= Aim =
Every record must appear in your copy exactly as written, with no pictures.

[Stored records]
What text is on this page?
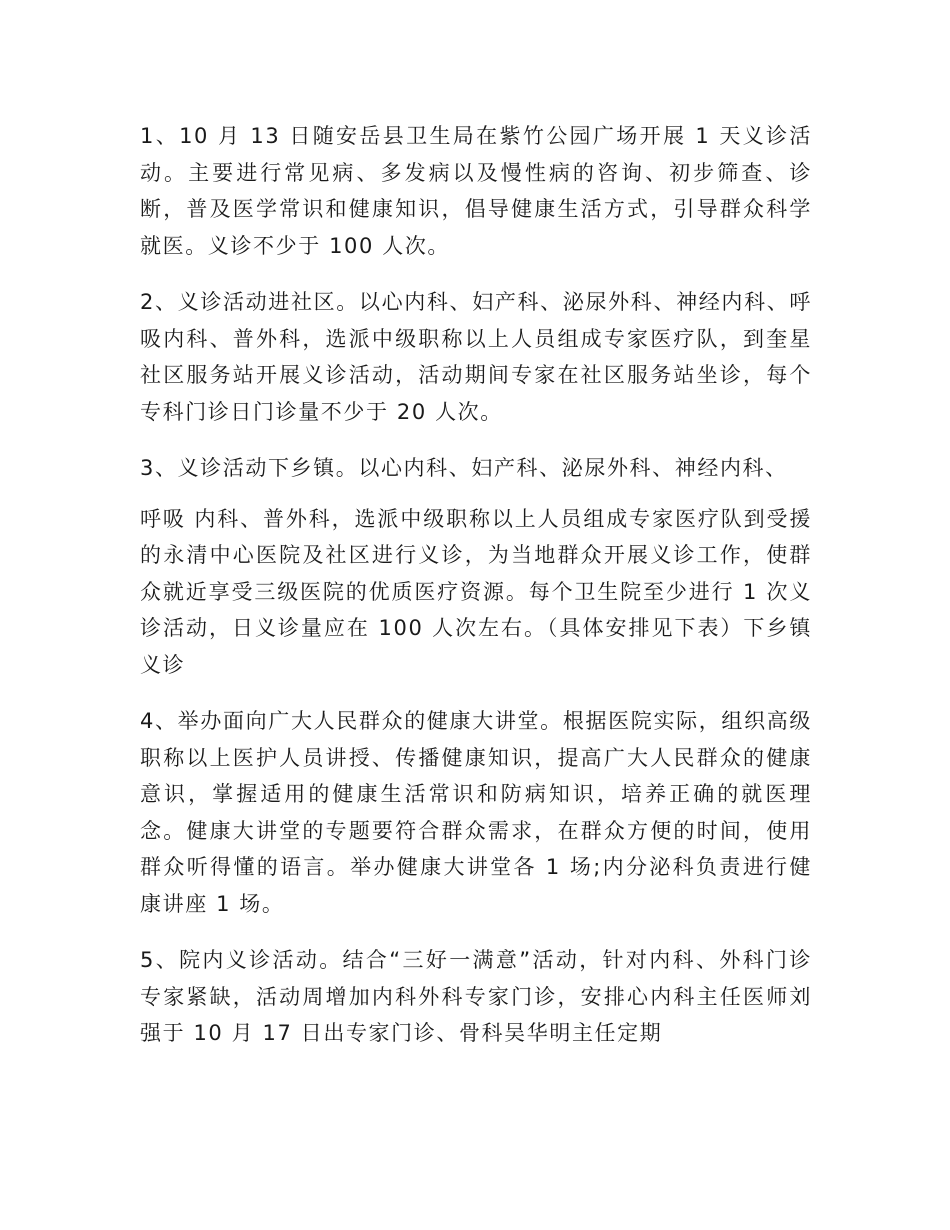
1、10 月 13 日随安岳县卫生局在紫竹公园广场开展 1 天义诊活动。主要进行常见病、多发病以及慢性病的咨询、初步筛查、诊断，普及医学常识和健康知识，倡导健康生活方式，引导群众科学就医。义诊不少于 100 人次。

2、义诊活动进社区。以心内科、妇产科、泌尿外科、神经内科、呼吸内科、普外科，选派中级职称以上人员组成专家医疗队，到奎星社区服务站开展义诊活动，活动期间专家在社区服务站坐诊，每个专科门诊日门诊量不少于 20 人次。

3、义诊活动下乡镇。以心内科、妇产科、泌尿外科、神经内科、

呼吸 内科、普外科，选派中级职称以上人员组成专家医疗队到受援的永清中心医院及社区进行义诊，为当地群众开展义诊工作，使群众就近享受三级医院的优质医疗资源。每个卫生院至少进行 1 次义诊活动，日义诊量应在 100 人次左右。（具体安排见下表）下乡镇义诊

4、举办面向广大人民群众的健康大讲堂。根据医院实际，组织高级职称以上医护人员讲授、传播健康知识，提高广大人民群众的健康意识，掌握适用的健康生活常识和防病知识，培养正确的就医理念。健康大讲堂的专题要符合群众需求，在群众方便的时间，使用群众听得懂的语言。举办健康大讲堂各 1 场;内分泌科负责进行健康讲座 1 场。

5、院内义诊活动。结合“三好一满意”活动，针对内科、外科门诊专家紧缺，活动周增加内科外科专家门诊，安排心内科主任医师刘强于 10 月 17 日出专家门诊、骨科吴华明主任定期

= Full answer =
What text is on this page?
1、10 月 13 日随安岳县卫生局在紫竹公园广场开展 1 天义诊活动。主要进行常见病、多发病以及慢性病的咨询、初步筛查、诊断，普及医学常识和健康知识，倡导健康生活方式，引导群众科学就医。义诊不少于 100 人次。

2、义诊活动进社区。以心内科、妇产科、泌尿外科、神经内科、呼吸内科、普外科，选派中级职称以上人员组成专家医疗队，到奎星社区服务站开展义诊活动，活动期间专家在社区服务站坐诊，每个专科门诊日门诊量不少于 20 人次。

3、义诊活动下乡镇。以心内科、妇产科、泌尿外科、神经内科、

呼吸 内科、普外科，选派中级职称以上人员组成专家医疗队到受援的永清中心医院及社区进行义诊，为当地群众开展义诊工作，使群众就近享受三级医院的优质医疗资源。每个卫生院至少进行 1 次义诊活动，日义诊量应在 100 人次左右。（具体安排见下表）下乡镇义诊

4、举办面向广大人民群众的健康大讲堂。根据医院实际，组织高级职称以上医护人员讲授、传播健康知识，提高广大人民群众的健康意识，掌握适用的健康生活常识和防病知识，培养正确的就医理念。健康大讲堂的专题要符合群众需求，在群众方便的时间，使用群众听得懂的语言。举办健康大讲堂各 1 场;内分泌科负责进行健康讲座 1 场。

5、院内义诊活动。结合“三好一满意”活动，针对内科、外科门诊专家紧缺，活动周增加内科外科专家门诊，安排心内科主任医师刘强于 10 月 17 日出专家门诊、骨科吴华明主任定期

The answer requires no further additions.